GOAL OF THE EXERCISE. Can you write out all of the material below, word for word?

Extracted records.
■ ■ ■
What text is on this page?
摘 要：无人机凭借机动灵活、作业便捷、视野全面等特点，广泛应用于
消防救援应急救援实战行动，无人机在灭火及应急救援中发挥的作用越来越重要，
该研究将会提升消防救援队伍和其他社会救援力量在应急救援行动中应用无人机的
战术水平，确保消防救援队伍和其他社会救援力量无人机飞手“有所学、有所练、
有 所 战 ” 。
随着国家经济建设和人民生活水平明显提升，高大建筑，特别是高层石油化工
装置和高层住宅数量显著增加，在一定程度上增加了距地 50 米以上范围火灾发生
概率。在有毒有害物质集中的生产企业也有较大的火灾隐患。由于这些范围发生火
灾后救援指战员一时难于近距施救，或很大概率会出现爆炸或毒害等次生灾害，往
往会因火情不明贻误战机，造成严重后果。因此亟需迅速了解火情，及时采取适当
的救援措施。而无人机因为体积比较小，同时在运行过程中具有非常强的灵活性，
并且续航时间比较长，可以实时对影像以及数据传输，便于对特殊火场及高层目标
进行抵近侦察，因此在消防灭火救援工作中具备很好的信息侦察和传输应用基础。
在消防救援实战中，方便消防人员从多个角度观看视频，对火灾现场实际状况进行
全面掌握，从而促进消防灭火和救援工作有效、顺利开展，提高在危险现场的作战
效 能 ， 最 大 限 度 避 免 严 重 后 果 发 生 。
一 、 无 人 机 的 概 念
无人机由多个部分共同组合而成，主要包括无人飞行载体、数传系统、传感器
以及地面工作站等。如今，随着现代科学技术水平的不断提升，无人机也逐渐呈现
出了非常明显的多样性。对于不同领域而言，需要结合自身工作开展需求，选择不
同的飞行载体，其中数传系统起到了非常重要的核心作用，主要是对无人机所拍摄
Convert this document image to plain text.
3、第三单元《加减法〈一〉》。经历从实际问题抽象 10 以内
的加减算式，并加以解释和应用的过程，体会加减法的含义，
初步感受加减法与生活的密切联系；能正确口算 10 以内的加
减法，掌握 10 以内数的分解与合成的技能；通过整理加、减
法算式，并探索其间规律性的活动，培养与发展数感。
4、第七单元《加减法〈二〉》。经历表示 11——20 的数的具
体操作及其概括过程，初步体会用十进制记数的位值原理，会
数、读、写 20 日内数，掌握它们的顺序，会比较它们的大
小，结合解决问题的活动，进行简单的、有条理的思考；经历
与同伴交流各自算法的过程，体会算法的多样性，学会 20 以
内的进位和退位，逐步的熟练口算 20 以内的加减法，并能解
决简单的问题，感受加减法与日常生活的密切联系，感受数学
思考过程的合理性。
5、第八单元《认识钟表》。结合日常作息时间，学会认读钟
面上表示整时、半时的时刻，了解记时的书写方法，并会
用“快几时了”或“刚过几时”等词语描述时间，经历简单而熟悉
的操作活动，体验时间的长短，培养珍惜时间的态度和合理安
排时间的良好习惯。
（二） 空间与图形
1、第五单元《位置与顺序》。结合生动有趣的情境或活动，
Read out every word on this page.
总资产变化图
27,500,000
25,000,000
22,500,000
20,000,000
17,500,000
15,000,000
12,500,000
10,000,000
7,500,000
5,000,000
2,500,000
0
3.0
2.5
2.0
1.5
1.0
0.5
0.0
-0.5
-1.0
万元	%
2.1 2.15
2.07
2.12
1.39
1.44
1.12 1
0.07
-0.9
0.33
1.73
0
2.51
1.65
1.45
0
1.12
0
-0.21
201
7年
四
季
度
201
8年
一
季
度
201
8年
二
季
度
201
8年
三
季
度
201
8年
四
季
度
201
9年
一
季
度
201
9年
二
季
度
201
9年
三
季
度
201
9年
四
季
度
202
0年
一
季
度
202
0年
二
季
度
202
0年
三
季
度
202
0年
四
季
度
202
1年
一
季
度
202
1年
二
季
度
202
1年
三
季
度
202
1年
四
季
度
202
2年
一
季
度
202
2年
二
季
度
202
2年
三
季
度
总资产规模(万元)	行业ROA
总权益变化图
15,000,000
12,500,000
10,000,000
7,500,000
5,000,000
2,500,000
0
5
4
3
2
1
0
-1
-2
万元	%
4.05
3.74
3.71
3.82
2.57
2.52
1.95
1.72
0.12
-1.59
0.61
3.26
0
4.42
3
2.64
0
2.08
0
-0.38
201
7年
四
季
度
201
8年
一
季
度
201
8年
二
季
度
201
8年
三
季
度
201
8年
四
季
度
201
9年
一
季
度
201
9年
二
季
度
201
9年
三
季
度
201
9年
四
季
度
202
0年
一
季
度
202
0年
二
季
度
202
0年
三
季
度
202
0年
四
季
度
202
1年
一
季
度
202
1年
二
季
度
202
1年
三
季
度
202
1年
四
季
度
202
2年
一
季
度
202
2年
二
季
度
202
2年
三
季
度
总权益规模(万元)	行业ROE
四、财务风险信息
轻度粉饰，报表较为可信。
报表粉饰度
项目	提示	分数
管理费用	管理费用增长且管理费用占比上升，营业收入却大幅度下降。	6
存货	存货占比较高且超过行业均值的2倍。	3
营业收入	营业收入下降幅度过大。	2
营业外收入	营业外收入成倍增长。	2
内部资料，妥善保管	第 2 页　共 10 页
■ ■ ■
OUTPUT OF THE EXERCISE.
What text is on this page?
摘 要：无人机凭借机动灵活、作业便捷、视野全面等特点，广泛应用于
消防救援应急救援实战行动，无人机在灭火及应急救援中发挥的作用越来越重要，
该研究将会提升消防救援队伍和其他社会救援力量在应急救援行动中应用无人机的
战术水平，确保消防救援队伍和其他社会救援力量无人机飞手“有所学、有所练、
有 所 战 ” 。
随着国家经济建设和人民生活水平明显提升，高大建筑，特别是高层石油化工
装置和高层住宅数量显著增加，在一定程度上增加了距地 50 米以上范围火灾发生
概率。在有毒有害物质集中的生产企业也有较大的火灾隐患。由于这些范围发生火
灾后救援指战员一时难于近距施救，或很大概率会出现爆炸或毒害等次生灾害，往
往会因火情不明贻误战机，造成严重后果。因此亟需迅速了解火情，及时采取适当
的救援措施。而无人机因为体积比较小，同时在运行过程中具有非常强的灵活性，
并且续航时间比较长，可以实时对影像以及数据传输，便于对特殊火场及高层目标
进行抵近侦察，因此在消防灭火救援工作中具备很好的信息侦察和传输应用基础。
在消防救援实战中，方便消防人员从多个角度观看视频，对火灾现场实际状况进行
全面掌握，从而促进消防灭火和救援工作有效、顺利开展，提高在危险现场的作战
效 能 ， 最 大 限 度 避 免 严 重 后 果 发 生 。
一 、 无 人 机 的 概 念
无人机由多个部分共同组合而成，主要包括无人飞行载体、数传系统、传感器
以及地面工作站等。如今，随着现代科学技术水平的不断提升，无人机也逐渐呈现
出了非常明显的多样性。对于不同领域而言，需要结合自身工作开展需求，选择不
同的飞行载体，其中数传系统起到了非常重要的核心作用，主要是对无人机所拍摄
Convert this document image to plain text.
3、第三单元《加减法〈一〉》。经历从实际问题抽象 10 以内
的加减算式，并加以解释和应用的过程，体会加减法的含义，
初步感受加减法与生活的密切联系；能正确口算 10 以内的加
减法，掌握 10 以内数的分解与合成的技能；通过整理加、减
法算式，并探索其间规律性的活动，培养与发展数感。
4、第七单元《加减法〈二〉》。经历表示 11——20 的数的具
体操作及其概括过程，初步体会用十进制记数的位值原理，会
数、读、写 20 日内数，掌握它们的顺序，会比较它们的大
小，结合解决问题的活动，进行简单的、有条理的思考；经历
与同伴交流各自算法的过程，体会算法的多样性，学会 20 以
内的进位和退位，逐步的熟练口算 20 以内的加减法，并能解
决简单的问题，感受加减法与日常生活的密切联系，感受数学
思考过程的合理性。
5、第八单元《认识钟表》。结合日常作息时间，学会认读钟
面上表示整时、半时的时刻，了解记时的书写方法，并会
用“快几时了”或“刚过几时”等词语描述时间，经历简单而熟悉
的操作活动，体验时间的长短，培养珍惜时间的态度和合理安
排时间的良好习惯。
（二） 空间与图形
1、第五单元《位置与顺序》。结合生动有趣的情境或活动，
Read out every word on this page.
总资产变化图
27,500,000
25,000,000
22,500,000
20,000,000
17,500,000
15,000,000
12,500,000
10,000,000
7,500,000
5,000,000
2,500,000
0
3.0
2.5
2.0
1.5
1.0
0.5
0.0
-0.5
-1.0
万元	%
2.1 2.15
2.07
2.12
1.39
1.44
1.12 1
0.07
-0.9
0.33
1.73
0
2.51
1.65
1.45
0
1.12
0
-0.21
201
7年
四
季
度
201
8年
一
季
度
201
8年
二
季
度
201
8年
三
季
度
201
8年
四
季
度
201
9年
一
季
度
201
9年
二
季
度
201
9年
三
季
度
201
9年
四
季
度
202
0年
一
季
度
202
0年
二
季
度
202
0年
三
季
度
202
0年
四
季
度
202
1年
一
季
度
202
1年
二
季
度
202
1年
三
季
度
202
1年
四
季
度
202
2年
一
季
度
202
2年
二
季
度
202
2年
三
季
度
总资产规模(万元)	行业ROA
总权益变化图
15,000,000
12,500,000
10,000,000
7,500,000
5,000,000
2,500,000
0
5
4
3
2
1
0
-1
-2
万元	%
4.05
3.74
3.71
3.82
2.57
2.52
1.95
1.72
0.12
-1.59
0.61
3.26
0
4.42
3
2.64
0
2.08
0
-0.38
201
7年
四
季
度
201
8年
一
季
度
201
8年
二
季
度
201
8年
三
季
度
201
8年
四
季
度
201
9年
一
季
度
201
9年
二
季
度
201
9年
三
季
度
201
9年
四
季
度
202
0年
一
季
度
202
0年
二
季
度
202
0年
三
季
度
202
0年
四
季
度
202
1年
一
季
度
202
1年
二
季
度
202
1年
三
季
度
202
1年
四
季
度
202
2年
一
季
度
202
2年
二
季
度
202
2年
三
季
度
总权益规模(万元)	行业ROE
四、财务风险信息
轻度粉饰，报表较为可信。
报表粉饰度
项目	提示	分数
管理费用	管理费用增长且管理费用占比上升，营业收入却大幅度下降。	6
存货	存货占比较高且超过行业均值的2倍。	3
营业收入	营业收入下降幅度过大。	2
营业外收入	营业外收入成倍增长。	2
内部资料，妥善保管	第 2 页　共 10 页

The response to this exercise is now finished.